**Rows:**

== == ==

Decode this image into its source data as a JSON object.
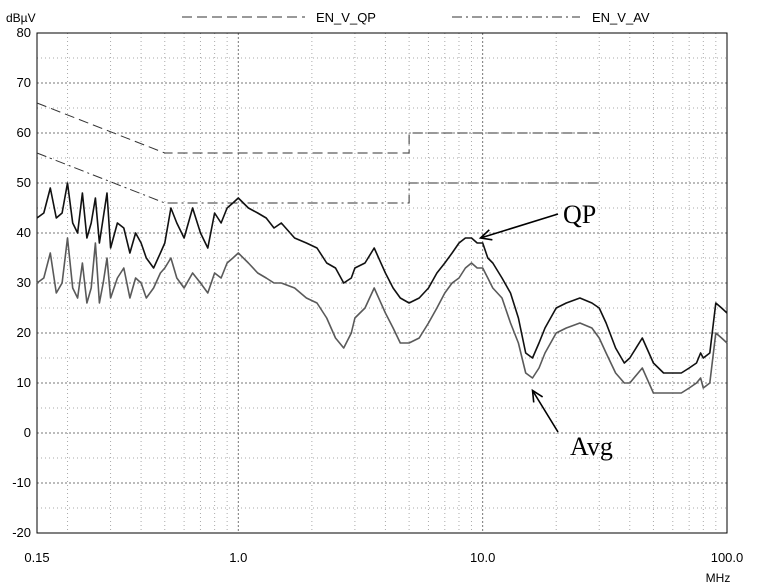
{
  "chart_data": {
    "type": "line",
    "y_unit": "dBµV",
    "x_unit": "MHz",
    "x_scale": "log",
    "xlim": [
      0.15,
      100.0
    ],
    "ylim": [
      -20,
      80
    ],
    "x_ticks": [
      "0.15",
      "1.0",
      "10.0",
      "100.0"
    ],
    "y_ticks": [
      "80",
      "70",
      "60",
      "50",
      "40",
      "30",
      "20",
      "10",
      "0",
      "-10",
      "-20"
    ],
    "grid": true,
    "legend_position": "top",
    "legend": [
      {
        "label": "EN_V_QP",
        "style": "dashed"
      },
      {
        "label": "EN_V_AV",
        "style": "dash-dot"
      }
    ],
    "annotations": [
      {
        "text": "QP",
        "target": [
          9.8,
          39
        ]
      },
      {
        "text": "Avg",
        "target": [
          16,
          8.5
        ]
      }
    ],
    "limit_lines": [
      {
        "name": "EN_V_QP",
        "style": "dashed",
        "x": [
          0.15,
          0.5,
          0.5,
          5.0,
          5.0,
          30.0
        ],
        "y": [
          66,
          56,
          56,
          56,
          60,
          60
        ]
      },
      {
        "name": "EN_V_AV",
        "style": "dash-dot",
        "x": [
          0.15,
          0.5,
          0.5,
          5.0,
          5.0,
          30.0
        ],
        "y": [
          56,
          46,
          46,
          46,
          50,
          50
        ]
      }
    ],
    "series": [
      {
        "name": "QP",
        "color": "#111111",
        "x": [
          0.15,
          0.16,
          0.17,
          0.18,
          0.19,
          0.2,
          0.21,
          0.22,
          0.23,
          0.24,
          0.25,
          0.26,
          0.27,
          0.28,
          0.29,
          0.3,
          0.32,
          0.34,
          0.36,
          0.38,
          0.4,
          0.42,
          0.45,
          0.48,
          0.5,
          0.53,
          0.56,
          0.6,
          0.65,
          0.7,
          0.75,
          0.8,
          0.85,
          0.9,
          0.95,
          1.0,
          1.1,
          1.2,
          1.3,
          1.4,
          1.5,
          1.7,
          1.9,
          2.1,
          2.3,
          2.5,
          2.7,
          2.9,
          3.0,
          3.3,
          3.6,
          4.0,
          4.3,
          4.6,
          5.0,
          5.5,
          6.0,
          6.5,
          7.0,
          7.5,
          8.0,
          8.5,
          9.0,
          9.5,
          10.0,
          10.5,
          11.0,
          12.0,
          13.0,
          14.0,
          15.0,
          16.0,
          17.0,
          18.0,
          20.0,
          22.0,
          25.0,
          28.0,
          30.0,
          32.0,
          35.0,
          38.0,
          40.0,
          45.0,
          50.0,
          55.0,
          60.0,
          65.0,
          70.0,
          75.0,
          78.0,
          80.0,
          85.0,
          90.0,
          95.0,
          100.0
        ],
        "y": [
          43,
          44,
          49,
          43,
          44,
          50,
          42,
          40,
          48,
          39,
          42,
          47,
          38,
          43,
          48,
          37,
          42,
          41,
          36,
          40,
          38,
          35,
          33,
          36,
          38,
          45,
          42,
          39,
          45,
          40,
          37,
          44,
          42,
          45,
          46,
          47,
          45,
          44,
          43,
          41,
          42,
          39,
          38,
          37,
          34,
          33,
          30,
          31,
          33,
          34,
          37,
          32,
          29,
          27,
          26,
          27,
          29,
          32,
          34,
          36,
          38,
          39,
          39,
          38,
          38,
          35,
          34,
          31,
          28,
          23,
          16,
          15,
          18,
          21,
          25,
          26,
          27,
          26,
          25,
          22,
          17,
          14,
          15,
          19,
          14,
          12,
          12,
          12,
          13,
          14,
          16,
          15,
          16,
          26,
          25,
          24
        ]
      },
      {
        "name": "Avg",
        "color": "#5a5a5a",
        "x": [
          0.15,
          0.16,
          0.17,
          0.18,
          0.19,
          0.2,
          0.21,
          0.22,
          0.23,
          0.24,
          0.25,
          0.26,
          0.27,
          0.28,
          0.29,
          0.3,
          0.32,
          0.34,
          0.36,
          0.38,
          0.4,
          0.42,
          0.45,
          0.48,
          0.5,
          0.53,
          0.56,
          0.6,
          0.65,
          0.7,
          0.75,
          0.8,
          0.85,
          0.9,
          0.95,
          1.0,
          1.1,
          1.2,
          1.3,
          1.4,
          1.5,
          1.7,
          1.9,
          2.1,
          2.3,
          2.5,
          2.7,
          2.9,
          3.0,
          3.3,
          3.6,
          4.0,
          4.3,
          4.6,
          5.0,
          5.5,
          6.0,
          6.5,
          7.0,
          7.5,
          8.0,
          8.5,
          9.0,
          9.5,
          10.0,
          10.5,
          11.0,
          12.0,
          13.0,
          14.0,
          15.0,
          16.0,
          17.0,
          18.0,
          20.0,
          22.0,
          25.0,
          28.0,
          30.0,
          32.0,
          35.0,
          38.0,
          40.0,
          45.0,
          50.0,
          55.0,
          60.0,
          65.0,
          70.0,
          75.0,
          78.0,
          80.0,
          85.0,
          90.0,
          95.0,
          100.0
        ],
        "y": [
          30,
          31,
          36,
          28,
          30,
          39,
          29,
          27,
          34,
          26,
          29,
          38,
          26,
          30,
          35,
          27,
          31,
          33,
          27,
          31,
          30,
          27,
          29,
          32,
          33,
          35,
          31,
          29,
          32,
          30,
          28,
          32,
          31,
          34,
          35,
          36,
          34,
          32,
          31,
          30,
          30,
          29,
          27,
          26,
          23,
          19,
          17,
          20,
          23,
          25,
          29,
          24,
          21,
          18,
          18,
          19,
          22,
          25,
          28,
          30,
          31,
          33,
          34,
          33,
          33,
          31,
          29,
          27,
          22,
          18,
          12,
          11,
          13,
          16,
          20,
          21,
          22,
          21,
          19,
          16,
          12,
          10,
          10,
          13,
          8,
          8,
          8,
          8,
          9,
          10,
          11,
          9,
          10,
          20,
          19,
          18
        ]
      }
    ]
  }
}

== == ==

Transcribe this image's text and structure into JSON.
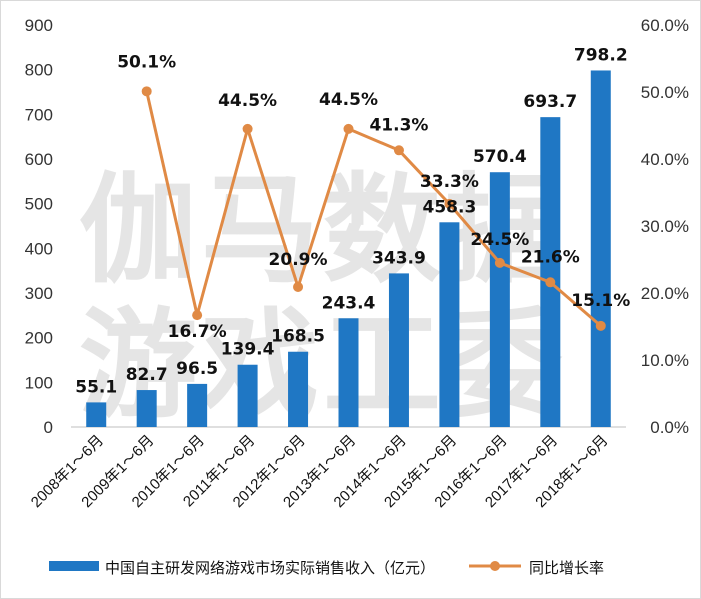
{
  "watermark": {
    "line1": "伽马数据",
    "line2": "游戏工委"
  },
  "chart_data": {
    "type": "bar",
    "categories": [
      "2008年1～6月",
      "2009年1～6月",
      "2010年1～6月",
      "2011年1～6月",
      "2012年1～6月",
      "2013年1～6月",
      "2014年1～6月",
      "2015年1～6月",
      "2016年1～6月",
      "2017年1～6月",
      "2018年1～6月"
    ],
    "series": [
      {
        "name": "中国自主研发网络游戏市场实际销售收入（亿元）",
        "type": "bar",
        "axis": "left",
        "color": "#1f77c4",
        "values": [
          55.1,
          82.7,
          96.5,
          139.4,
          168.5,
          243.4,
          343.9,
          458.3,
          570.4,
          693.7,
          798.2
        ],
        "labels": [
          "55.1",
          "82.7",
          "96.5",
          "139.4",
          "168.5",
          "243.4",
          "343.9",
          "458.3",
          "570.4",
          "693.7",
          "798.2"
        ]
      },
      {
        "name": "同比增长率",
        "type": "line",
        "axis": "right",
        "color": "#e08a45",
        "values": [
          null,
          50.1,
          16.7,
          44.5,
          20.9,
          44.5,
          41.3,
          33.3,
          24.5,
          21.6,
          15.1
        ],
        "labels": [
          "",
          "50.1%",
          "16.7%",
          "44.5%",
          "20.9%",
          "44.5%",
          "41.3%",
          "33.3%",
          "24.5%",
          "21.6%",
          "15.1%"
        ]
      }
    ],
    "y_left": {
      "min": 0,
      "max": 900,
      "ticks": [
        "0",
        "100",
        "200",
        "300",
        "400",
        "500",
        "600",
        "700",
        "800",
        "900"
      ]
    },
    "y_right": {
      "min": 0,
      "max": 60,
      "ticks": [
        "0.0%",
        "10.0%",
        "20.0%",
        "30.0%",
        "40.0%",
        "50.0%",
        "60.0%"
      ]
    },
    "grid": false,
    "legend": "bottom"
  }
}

== == ==

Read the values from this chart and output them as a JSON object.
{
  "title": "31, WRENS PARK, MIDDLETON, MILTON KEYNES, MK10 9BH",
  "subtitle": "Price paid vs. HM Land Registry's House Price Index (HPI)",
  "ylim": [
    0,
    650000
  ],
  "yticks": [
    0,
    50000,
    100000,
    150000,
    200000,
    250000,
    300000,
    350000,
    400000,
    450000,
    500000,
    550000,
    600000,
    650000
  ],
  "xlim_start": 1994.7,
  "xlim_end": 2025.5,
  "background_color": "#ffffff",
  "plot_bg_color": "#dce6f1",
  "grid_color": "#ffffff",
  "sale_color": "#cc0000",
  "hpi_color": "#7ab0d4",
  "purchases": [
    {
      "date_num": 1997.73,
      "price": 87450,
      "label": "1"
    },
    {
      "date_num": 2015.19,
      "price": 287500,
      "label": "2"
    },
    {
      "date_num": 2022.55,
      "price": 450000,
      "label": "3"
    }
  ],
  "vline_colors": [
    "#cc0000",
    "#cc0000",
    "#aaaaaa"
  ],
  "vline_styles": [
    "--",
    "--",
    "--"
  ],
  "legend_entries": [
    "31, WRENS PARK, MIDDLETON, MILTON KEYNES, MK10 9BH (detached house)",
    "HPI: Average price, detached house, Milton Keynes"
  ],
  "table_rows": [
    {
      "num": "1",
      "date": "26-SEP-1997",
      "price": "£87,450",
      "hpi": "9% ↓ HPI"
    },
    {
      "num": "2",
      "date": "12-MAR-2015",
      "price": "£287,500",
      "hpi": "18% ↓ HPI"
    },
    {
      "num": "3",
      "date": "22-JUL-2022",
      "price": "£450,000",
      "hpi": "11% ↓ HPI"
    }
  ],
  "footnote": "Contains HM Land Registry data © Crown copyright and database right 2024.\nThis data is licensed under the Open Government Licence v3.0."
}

== == ==

Identify lines with the string "image". Copy each one.

Decode this image into its source data as a JSON object.
Transcribe this image's text and structure into JSON.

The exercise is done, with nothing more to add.